▶ GIVEN REQUEST A:
In the entries, from the first one through the line with "821, 625, 966]", replace "category-label" with "year-label" and leave everything else unchanged.

▶ EXTRACTED TEXT:
──────
Locus of the point of intersection of lines `x cosalpha + y sin alpha = a` and `x sin alpha - y cos alpha =b (alpha in R )` is

To find the locus of the point of intersection of the lines given by the equations \( x \cos \alpha + y \sin \alpha = a \) and \( x \sin \alpha - y \cos \alpha = b \), we can follow these steps: ### Step 1: Set Up the Equations Let the point of intersection be \( P(h, k) \). This point must satisfy both equations: 1. \( h \cos \alpha + k \sin \alpha = a \) (Equation 1) 2. \( h \sin \alpha - k \cos \alpha = b \) (Equation 2) ### Step 2: Rearranging the Equations From Equation 1, we can express \( h \): \[ h = \frac{a - k \sin \alpha}{\cos \alpha} \] From Equation 2, we can express \( k \): \[ k = \frac{h \sin \alpha - b}{-\cos \alpha} \] ### Step 3: Square Both Equations Now, we will square both equations to eliminate \( \alpha \): 1. Squaring Equation 1: \[ (h \cos \alpha + k \sin \alpha)^2 = a^2 \] Expanding this gives: \[ h^2 \cos^2 \alpha + k^2 \sin^2 \alpha + 2hk \cos \alpha \sin \alpha = a^2 \quad \text{(Equation 3)} \] 2. Squaring Equation 2: \[ (h \sin \alpha - k \cos \alpha)^2 = b^2 \] Expanding this gives: \[ h^2 \sin^2 \alpha + k^2 \cos^2 \alpha - 2hk \sin \alpha \cos \alpha = b^2 \quad \text{(Equation 4)} \] ### Step 4: Add the Two Equations Now, add Equation 3 and Equation 4: \[ (h^2 \cos^2 \alpha + k^2 \sin^2 \alpha + 2hk \cos \alpha \sin \alpha) + (h^2 \sin^2 \alpha + k^2 \cos^2 \alpha - 2hk \sin \alpha \cos \alpha) = a^2 + b^2 \] This simplifies to: \[ h^2 (\cos^2 \alpha + \sin^2 \alpha) + k^2 (\sin^2 \alpha + \cos^2 \alpha) = a^2 + b^2 \] Using the identity \( \cos^2 \alpha + \sin^2 \alpha = 1 \): \[ h^2 + k^2 = a^2 + b^2 \] ### Step 5: Replace Variables Replace \( h \) with \( x \) and \( k \) with \( y \) to find the locus: \[ x^2 + y^2 = a^2 + b^2 \] ### Final Result The locus of the point of intersection of the given lines is: \[ x^2 + y^2 = a^2 + b^2 \] ---
──────
▶ DATA FOR THE TASK:
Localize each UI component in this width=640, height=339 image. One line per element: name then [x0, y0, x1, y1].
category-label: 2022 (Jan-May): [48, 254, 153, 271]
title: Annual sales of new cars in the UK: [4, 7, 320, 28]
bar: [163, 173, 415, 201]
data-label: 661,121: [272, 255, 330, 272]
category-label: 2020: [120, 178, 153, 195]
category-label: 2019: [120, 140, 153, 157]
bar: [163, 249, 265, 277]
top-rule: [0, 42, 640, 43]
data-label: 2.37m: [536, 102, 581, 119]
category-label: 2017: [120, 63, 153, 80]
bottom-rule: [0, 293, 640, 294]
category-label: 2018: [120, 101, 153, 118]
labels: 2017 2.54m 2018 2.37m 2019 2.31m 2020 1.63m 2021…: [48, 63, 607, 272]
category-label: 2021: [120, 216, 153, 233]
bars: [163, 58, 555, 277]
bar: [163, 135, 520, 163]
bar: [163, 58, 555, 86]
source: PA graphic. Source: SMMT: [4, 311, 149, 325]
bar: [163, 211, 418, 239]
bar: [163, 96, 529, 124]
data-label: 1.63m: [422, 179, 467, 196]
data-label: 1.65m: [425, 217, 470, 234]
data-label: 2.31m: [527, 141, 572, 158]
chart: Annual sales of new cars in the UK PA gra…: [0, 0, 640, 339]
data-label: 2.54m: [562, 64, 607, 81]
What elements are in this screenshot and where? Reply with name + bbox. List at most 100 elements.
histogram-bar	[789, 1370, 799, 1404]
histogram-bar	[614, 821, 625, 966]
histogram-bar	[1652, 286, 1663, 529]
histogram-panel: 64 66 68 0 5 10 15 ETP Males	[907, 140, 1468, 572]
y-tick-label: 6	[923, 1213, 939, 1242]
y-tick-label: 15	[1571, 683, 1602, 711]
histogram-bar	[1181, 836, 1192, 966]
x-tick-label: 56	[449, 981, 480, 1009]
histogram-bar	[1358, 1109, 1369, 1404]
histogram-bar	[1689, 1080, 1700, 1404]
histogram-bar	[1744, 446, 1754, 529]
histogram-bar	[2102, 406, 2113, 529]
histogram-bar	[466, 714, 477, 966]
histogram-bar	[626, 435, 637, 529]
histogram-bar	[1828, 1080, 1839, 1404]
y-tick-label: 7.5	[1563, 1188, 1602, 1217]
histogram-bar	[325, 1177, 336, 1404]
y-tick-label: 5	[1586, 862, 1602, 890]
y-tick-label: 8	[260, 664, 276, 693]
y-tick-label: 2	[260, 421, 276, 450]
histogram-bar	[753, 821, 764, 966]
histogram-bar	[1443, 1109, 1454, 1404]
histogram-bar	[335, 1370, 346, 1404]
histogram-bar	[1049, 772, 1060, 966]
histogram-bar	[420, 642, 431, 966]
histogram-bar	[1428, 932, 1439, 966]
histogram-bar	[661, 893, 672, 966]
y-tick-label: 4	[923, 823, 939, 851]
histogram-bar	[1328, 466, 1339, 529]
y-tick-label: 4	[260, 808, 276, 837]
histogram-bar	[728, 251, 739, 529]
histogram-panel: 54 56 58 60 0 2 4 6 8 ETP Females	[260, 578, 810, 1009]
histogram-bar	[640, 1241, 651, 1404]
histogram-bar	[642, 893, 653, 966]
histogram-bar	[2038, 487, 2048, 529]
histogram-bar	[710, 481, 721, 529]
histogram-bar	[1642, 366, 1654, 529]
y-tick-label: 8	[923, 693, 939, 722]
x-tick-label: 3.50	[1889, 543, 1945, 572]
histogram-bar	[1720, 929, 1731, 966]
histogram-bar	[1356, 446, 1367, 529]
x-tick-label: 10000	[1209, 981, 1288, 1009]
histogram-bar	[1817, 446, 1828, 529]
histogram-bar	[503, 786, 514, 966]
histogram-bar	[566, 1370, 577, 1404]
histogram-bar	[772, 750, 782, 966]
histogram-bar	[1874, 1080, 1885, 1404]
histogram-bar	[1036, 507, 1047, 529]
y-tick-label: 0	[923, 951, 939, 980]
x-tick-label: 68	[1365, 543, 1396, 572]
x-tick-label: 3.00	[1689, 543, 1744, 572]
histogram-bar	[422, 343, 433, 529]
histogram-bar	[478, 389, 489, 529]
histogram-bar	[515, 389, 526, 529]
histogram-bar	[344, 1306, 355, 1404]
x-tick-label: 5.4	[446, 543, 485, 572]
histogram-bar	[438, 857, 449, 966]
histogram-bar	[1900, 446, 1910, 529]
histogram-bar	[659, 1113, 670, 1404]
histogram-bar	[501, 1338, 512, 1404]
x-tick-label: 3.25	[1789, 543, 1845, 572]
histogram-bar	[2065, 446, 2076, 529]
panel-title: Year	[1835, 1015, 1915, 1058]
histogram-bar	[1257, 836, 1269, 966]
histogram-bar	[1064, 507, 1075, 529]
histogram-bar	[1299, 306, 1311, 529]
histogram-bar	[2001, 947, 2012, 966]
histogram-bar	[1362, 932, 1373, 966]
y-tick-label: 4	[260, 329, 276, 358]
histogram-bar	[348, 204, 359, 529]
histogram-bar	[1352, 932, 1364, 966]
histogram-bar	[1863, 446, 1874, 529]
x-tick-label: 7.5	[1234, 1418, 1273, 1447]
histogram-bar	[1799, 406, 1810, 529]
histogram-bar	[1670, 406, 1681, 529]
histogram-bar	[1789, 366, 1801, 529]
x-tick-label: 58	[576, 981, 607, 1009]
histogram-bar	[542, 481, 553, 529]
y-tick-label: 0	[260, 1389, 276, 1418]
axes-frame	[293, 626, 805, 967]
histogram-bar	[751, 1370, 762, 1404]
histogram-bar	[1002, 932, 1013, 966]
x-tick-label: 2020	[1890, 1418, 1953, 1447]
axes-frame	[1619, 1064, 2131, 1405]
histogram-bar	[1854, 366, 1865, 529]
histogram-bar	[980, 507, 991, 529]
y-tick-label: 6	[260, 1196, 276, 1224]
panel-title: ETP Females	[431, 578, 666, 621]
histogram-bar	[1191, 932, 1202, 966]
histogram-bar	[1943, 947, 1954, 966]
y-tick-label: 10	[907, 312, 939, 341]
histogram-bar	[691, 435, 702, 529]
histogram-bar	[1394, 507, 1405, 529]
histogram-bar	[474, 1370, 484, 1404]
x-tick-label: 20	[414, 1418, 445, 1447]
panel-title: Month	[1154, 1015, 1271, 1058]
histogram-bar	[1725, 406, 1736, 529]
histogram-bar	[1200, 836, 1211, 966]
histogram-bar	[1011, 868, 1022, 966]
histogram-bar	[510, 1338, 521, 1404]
──────
▶ GIVEN REQUEST B:
Summarize the locus solution in two sentences.

▶ RIGHT ANSWER A:
Localize each UI component in this width=640, height=339 image. One line per element: name then [x0, y0, x1, y1].
year-label: 2022 (Jan-May): [48, 254, 153, 271]
title: Annual sales of new cars in the UK: [4, 7, 320, 28]
bar: [163, 173, 415, 201]
data-label: 661,121: [272, 255, 330, 272]
year-label: 2020: [120, 178, 153, 195]
year-label: 2019: [120, 140, 153, 157]
bar: [163, 249, 265, 277]
top-rule: [0, 42, 640, 43]
data-label: 2.37m: [536, 102, 581, 119]
year-label: 2017: [120, 63, 153, 80]
bottom-rule: [0, 293, 640, 294]
year-label: 2018: [120, 101, 153, 118]
labels: 2017 2.54m 2018 2.37m 2019 2.31m 2020 1.63m 2021…: [48, 63, 607, 272]
year-label: 2021: [120, 216, 153, 233]
bars: [163, 58, 555, 277]
bar: [163, 135, 520, 163]
bar: [163, 58, 555, 86]
source: PA graphic. Source: SMMT: [4, 311, 149, 325]
bar: [163, 211, 418, 239]
bar: [163, 96, 529, 124]
data-label: 1.63m: [422, 179, 467, 196]
data-label: 1.65m: [425, 217, 470, 234]
data-label: 2.31m: [527, 141, 572, 158]
chart: Annual sales of new cars in the UK PA gra…: [0, 0, 640, 339]
data-label: 2.54m: [562, 64, 607, 81]
What elements are in this screenshot and where? Reply with name + bbox. List at most 100 elements.
histogram-bar	[789, 1370, 799, 1404]
histogram-bar	[614, 821, 625, 966]

▶ RIGHT ANSWER B:
The intersection point P(h, k) satisfies both line equations, and squaring each one and adding them with the identity cos²α + sin²α = 1 gives h² + k² = a² + b². Replacing h with x and k with y shows that the locus is x² + y² = a² + b².